Stored data entries:
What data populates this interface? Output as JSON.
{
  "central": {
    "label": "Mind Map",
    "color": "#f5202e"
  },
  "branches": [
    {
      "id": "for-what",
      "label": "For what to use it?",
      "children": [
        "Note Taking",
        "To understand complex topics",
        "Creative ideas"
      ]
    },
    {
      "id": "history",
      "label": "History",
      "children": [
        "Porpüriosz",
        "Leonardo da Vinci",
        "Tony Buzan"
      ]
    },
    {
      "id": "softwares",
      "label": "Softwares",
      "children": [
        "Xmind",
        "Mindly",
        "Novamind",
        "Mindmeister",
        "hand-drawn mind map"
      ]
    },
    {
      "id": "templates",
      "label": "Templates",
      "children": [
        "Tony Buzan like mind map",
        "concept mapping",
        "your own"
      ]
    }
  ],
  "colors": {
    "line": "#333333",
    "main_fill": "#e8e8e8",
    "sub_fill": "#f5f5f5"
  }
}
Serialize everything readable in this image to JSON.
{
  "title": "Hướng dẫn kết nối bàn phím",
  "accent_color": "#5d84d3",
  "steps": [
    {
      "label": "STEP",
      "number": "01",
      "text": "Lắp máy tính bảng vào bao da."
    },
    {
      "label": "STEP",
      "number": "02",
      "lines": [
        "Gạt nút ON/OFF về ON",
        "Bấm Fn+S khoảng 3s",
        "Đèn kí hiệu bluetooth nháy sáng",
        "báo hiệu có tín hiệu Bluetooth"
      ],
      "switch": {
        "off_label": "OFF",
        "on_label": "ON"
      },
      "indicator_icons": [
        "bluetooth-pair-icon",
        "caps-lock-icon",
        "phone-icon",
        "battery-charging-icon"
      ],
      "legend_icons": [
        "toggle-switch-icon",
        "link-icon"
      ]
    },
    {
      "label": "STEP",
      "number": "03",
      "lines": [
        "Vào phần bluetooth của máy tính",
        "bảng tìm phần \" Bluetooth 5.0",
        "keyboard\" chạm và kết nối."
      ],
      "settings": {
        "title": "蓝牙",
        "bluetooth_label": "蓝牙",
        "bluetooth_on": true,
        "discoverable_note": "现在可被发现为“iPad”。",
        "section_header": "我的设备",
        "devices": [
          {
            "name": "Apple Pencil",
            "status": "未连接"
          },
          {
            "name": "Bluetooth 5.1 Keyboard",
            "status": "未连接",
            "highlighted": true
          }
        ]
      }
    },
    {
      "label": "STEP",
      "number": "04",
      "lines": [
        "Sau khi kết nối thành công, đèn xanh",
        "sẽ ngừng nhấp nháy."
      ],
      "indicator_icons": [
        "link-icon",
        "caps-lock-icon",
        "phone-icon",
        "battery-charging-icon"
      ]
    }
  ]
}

▶ **What you have to do**: Nothing should be left out: repeat all of the data exactly.

▶ **Full answer**:
What data populates this interface? Output as JSON.
{
  "central": {
    "label": "Mind Map",
    "color": "#f5202e"
  },
  "branches": [
    {
      "id": "for-what",
      "label": "For what to use it?",
      "children": [
        "Note Taking",
        "To understand complex topics",
        "Creative ideas"
      ]
    },
    {
      "id": "history",
      "label": "History",
      "children": [
        "Porpüriosz",
        "Leonardo da Vinci",
        "Tony Buzan"
      ]
    },
    {
      "id": "softwares",
      "label": "Softwares",
      "children": [
        "Xmind",
        "Mindly",
        "Novamind",
        "Mindmeister",
        "hand-drawn mind map"
      ]
    },
    {
      "id": "templates",
      "label": "Templates",
      "children": [
        "Tony Buzan like mind map",
        "concept mapping",
        "your own"
      ]
    }
  ],
  "colors": {
    "line": "#333333",
    "main_fill": "#e8e8e8",
    "sub_fill": "#f5f5f5"
  }
}
Serialize everything readable in this image to JSON.
{
  "title": "Hướng dẫn kết nối bàn phím",
  "accent_color": "#5d84d3",
  "steps": [
    {
      "label": "STEP",
      "number": "01",
      "text": "Lắp máy tính bảng vào bao da."
    },
    {
      "label": "STEP",
      "number": "02",
      "lines": [
        "Gạt nút ON/OFF về ON",
        "Bấm Fn+S khoảng 3s",
        "Đèn kí hiệu bluetooth nháy sáng",
        "báo hiệu có tín hiệu Bluetooth"
      ],
      "switch": {
        "off_label": "OFF",
        "on_label": "ON"
      },
      "indicator_icons": [
        "bluetooth-pair-icon",
        "caps-lock-icon",
        "phone-icon",
        "battery-charging-icon"
      ],
      "legend_icons": [
        "toggle-switch-icon",
        "link-icon"
      ]
    },
    {
      "label": "STEP",
      "number": "03",
      "lines": [
        "Vào phần bluetooth của máy tính",
        "bảng tìm phần \" Bluetooth 5.0",
        "keyboard\" chạm và kết nối."
      ],
      "settings": {
        "title": "蓝牙",
        "bluetooth_label": "蓝牙",
        "bluetooth_on": true,
        "discoverable_note": "现在可被发现为“iPad”。",
        "section_header": "我的设备",
        "devices": [
          {
            "name": "Apple Pencil",
            "status": "未连接"
          },
          {
            "name": "Bluetooth 5.1 Keyboard",
            "status": "未连接",
            "highlighted": true
          }
        ]
      }
    },
    {
      "label": "STEP",
      "number": "04",
      "lines": [
        "Sau khi kết nối thành công, đèn xanh",
        "sẽ ngừng nhấp nháy."
      ],
      "indicator_icons": [
        "link-icon",
        "caps-lock-icon",
        "phone-icon",
        "battery-charging-icon"
      ]
    }
  ]
}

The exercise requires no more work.